** Begin DOCUMENT SEGMENT **

Kumiko Ogura

Personal information
- Born: 5 July 1983 (age 43) Kawagoe, Mie, Japan
- Height: 1.70 m (5 ft 7 in)
- Weight: 64 kg (141 lb)

Sport
- Country: Japan
- Sport: Badminton
- Handedness: Right

Women's doubles
- Highest ranking: 6
- BWF profile

Medal record
Women's badminton
Representing Japan
World Championships
| Bronze medal – third place | 2007 Kuala Lumpur | Women's doubles |
Uber Cup
| Bronze medal – third place | 2004 Jakarta | Women's team |
Asian Games
| Silver medal – second place | 2006 Doha | Women's team |
| Bronze medal – third place | 2006 Doha | Women's doubles |
Asian Championships
| Silver medal – second place | 2005 Hyderabad | Women's doubles |
| Bronze medal – third place | 2007 Johor Bahru | Women's doubles |
Asian Junior Championships
| Bronze medal – third place | 2000 Kyoto | Girls' team |

Signature
- Kumiko Ogura's signature

= Kumiko Ogura =

Japanese badminton player

Kumiko Ogura (小椋 久美子, Ogura Kumiko) is a Japanese badminton player, affiliated with the Sanyo Electric team.

** End DOCUMENT SEGMENT **

• _WHAT YOU WILL DO_:
[1] Please list every bronze medal in the Kumiko Ogura profile, giving the competition, year, city and event for each.
[2] Decide whether each statement agrees with the Kumiko Ogura profile, and give yes or no with the deciding words quoted from it. (a) She plays left-handed. (b) She took silver in women's doubles at the 2005 Asian Championships in Hyderabad. (c) She is affiliated with the Sanyo Electric team.
[3] Go on with the Kumiko Ogura profile, starting after its final sentence.

** Begin ENTRIES SHOWN **

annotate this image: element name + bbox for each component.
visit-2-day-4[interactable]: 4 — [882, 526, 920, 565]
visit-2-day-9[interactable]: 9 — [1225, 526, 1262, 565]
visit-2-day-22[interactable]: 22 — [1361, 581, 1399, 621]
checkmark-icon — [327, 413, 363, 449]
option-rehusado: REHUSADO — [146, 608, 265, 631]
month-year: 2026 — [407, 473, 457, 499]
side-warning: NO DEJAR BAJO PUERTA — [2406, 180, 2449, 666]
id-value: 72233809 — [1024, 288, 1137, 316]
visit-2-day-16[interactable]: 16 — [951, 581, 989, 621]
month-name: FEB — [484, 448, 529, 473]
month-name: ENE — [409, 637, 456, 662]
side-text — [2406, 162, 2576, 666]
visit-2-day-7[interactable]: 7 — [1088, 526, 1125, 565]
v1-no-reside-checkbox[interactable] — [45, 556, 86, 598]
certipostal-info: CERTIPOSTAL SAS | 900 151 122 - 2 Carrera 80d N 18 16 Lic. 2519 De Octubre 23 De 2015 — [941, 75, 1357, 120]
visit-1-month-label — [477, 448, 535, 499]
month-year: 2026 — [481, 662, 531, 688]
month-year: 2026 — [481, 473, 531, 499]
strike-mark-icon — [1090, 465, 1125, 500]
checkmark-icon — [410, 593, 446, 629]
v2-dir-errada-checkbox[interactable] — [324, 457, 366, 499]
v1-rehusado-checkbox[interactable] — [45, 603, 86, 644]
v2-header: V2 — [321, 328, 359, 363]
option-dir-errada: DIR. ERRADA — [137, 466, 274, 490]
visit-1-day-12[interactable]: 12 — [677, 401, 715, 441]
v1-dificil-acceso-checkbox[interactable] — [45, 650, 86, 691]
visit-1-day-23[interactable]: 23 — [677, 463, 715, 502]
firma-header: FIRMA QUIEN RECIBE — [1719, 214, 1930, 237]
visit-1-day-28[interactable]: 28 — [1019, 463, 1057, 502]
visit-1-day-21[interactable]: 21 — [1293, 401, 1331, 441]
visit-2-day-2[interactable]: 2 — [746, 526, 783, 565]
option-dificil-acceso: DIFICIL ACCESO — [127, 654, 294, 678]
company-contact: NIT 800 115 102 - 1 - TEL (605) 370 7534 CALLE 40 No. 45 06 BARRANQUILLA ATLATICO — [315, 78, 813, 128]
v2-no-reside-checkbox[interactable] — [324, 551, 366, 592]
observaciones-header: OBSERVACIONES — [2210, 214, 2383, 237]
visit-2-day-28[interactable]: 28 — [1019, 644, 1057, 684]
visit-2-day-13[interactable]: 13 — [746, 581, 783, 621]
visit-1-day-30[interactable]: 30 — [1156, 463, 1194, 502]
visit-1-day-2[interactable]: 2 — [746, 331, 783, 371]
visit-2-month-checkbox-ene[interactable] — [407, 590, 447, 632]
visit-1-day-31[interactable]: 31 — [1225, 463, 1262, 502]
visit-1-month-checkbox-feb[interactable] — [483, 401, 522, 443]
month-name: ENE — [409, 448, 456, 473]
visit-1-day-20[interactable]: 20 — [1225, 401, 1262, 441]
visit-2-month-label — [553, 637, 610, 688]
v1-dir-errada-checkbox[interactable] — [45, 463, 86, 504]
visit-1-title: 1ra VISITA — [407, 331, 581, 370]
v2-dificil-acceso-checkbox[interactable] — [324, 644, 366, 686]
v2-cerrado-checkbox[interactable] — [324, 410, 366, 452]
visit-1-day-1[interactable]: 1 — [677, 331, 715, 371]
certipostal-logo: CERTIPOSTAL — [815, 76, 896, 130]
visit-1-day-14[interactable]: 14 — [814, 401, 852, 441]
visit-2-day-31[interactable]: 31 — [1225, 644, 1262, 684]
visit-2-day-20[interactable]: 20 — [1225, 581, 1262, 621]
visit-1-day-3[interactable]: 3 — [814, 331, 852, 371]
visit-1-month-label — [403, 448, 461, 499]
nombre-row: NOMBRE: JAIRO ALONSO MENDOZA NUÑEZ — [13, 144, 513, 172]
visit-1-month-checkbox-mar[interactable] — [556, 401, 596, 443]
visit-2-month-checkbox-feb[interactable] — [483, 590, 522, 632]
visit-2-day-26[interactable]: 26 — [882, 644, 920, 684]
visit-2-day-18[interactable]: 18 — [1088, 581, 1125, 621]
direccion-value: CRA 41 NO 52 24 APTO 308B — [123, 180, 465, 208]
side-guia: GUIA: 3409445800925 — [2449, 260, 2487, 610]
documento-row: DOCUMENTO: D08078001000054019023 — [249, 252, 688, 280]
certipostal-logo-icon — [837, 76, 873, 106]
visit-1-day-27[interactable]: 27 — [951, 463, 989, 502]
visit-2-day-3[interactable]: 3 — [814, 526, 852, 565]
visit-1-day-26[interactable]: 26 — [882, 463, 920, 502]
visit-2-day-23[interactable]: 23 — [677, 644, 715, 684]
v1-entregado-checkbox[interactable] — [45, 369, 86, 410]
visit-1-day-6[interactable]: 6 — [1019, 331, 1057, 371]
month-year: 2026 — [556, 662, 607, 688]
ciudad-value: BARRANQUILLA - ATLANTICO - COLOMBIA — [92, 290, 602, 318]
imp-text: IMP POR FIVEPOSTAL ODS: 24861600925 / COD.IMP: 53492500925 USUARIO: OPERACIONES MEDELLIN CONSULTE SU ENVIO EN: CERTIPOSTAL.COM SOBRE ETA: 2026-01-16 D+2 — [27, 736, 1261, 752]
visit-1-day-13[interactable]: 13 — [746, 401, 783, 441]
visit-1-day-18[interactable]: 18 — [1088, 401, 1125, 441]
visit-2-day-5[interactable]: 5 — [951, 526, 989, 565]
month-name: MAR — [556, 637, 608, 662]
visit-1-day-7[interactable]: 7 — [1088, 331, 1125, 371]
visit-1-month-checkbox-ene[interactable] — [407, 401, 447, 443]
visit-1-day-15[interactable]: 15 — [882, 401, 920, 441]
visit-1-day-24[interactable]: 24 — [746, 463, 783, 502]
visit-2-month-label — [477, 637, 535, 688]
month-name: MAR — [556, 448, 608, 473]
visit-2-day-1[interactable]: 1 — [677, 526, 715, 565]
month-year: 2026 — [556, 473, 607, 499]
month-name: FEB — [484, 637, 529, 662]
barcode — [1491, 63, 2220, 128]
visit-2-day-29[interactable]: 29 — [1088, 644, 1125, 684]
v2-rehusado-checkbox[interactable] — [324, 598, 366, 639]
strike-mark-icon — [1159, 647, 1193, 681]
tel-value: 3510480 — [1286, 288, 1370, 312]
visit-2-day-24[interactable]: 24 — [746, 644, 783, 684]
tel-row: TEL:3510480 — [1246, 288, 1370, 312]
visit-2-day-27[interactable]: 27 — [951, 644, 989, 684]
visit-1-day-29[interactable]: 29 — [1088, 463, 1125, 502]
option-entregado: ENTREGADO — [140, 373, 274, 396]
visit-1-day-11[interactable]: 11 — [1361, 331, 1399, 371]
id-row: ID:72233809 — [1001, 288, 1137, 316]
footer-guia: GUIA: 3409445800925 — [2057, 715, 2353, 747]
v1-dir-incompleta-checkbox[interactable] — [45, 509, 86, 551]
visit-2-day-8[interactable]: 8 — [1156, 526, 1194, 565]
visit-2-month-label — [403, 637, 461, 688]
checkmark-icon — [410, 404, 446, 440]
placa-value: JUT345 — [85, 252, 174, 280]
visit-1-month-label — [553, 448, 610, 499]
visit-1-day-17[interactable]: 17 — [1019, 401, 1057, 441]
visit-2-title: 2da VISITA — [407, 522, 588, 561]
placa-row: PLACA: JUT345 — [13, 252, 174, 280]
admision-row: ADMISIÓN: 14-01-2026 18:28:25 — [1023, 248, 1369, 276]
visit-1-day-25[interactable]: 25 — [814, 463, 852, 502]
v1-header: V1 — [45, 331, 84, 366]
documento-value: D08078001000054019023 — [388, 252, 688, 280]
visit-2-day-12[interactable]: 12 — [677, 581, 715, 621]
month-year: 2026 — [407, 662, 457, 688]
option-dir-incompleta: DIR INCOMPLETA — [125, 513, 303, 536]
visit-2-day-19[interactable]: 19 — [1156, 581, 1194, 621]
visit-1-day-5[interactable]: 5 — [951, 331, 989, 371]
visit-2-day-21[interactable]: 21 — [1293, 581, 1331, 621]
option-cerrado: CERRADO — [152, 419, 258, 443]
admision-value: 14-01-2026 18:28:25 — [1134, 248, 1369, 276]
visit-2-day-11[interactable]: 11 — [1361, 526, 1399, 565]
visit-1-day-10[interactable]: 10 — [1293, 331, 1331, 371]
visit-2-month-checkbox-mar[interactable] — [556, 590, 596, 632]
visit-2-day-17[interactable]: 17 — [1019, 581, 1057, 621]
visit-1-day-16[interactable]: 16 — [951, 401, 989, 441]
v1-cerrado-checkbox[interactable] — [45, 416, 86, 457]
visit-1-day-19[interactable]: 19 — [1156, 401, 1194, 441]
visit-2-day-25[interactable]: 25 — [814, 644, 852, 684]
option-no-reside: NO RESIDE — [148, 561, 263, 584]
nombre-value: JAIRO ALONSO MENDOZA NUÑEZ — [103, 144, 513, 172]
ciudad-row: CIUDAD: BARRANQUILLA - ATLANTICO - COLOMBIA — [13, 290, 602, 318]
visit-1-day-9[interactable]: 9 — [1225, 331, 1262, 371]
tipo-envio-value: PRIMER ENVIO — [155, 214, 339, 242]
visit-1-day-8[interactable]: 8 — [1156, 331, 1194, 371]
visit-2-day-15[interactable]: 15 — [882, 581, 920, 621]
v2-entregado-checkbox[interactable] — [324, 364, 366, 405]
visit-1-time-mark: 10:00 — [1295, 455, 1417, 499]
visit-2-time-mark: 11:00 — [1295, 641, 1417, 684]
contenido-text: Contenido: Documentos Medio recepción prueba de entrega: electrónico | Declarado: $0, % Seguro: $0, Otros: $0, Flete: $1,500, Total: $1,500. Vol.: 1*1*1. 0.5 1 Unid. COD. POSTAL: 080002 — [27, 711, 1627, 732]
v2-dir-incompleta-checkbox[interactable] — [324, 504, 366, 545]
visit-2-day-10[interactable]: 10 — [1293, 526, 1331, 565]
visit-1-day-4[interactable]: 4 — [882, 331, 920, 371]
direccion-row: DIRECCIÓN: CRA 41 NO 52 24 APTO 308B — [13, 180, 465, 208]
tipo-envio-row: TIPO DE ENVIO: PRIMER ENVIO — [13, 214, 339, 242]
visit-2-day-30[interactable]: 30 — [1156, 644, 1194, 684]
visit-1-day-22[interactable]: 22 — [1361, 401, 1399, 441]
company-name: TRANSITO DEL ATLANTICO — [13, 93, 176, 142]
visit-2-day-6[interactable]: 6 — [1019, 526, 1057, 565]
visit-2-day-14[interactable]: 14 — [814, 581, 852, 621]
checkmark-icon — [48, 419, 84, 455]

** End ENTRIES SHOWN **

• _SET OF ANSWERS_:
[1]
- World Championships, 2007, Kuala Lumpur, women's doubles
- Uber Cup, 2004, Jakarta, women's team
- Asian Games, 2006, Doha, women's doubles
- Asian Championships, 2007, Johor Bahru, women's doubles
- Asian Junior Championships, 2000, Kyoto, girls' team

[2]
(a) No: "Handedness: Right"
(b) Yes: "Silver medal – second place | 2005 Hyderabad | Women's doubles"
(c) Yes: "affiliated with the Sanyo Electric team"

[3]
Born in Kawagoe, Mie, Ogura started playing badminton at the age of eight. During her first year at Shitennoji Senior High School, she joined the Japanese junior team. After graduating from high school in 2002, she joined the Sanyo Electric team.

Partnered with Reiko Shiota, Ogura finished second in the women's doubles at the 2005 Asian Championships. The pair then won their first World Grand Prix title at the 2005 Denmark Open. In 2006, they won a bronze medal at the Doha 2006 Asian Games after losing to Yang Wei and Zhang Jiewen in the semifinals. They also won bronze at the 2007 World Championships in Kuala Lumpur, Malaysia. In May 2008, Ogura and Shiota were ranked 6th in the BWF World Ranking and qualified for the Beijing 2008 Summer Olympics. At the Olympics, they won their first round match against the Danish pair of Lena Frier Kristiansen and Kamilla Rytter Juhl in a rubber match, but lost in straight games to Du Jing and Yu Yang of China in the second round.

In March 2010, she retired from the Sanyo team and joined Kay Enterprises as a coach.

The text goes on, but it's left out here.